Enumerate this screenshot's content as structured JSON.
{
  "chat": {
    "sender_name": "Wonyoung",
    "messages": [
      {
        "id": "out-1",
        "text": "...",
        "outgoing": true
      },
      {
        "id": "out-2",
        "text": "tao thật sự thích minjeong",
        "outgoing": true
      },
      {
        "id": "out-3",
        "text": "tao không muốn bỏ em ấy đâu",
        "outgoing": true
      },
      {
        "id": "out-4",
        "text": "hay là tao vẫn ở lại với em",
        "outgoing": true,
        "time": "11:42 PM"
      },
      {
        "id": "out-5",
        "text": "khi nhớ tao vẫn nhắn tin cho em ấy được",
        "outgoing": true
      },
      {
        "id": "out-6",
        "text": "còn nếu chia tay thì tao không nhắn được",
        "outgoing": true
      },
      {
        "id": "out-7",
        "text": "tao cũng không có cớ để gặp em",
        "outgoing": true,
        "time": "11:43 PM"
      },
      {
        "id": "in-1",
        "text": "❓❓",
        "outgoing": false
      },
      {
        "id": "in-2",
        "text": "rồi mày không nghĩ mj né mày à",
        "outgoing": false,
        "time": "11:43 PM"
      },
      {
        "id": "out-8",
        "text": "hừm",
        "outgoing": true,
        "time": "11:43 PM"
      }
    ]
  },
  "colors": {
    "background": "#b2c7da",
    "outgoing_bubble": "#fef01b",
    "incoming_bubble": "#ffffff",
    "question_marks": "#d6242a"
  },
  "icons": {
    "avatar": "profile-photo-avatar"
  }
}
--------------------
## GOAL
Your task is to transcribe the listing above in full, exactly as given.

## TASK ANSWER
Enumerate this screenshot's content as structured JSON.
{
  "chat": {
    "sender_name": "Wonyoung",
    "messages": [
      {
        "id": "out-1",
        "text": "...",
        "outgoing": true
      },
      {
        "id": "out-2",
        "text": "tao thật sự thích minjeong",
        "outgoing": true
      },
      {
        "id": "out-3",
        "text": "tao không muốn bỏ em ấy đâu",
        "outgoing": true
      },
      {
        "id": "out-4",
        "text": "hay là tao vẫn ở lại với em",
        "outgoing": true,
        "time": "11:42 PM"
      },
      {
        "id": "out-5",
        "text": "khi nhớ tao vẫn nhắn tin cho em ấy được",
        "outgoing": true
      },
      {
        "id": "out-6",
        "text": "còn nếu chia tay thì tao không nhắn được",
        "outgoing": true
      },
      {
        "id": "out-7",
        "text": "tao cũng không có cớ để gặp em",
        "outgoing": true,
        "time": "11:43 PM"
      },
      {
        "id": "in-1",
        "text": "❓❓",
        "outgoing": false
      },
      {
        "id": "in-2",
        "text": "rồi mày không nghĩ mj né mày à",
        "outgoing": false,
        "time": "11:43 PM"
      },
      {
        "id": "out-8",
        "text": "hừm",
        "outgoing": true,
        "time": "11:43 PM"
      }
    ]
  },
  "colors": {
    "background": "#b2c7da",
    "outgoing_bubble": "#fef01b",
    "incoming_bubble": "#ffffff",
    "question_marks": "#d6242a"
  },
  "icons": {
    "avatar": "profile-photo-avatar"
  }
}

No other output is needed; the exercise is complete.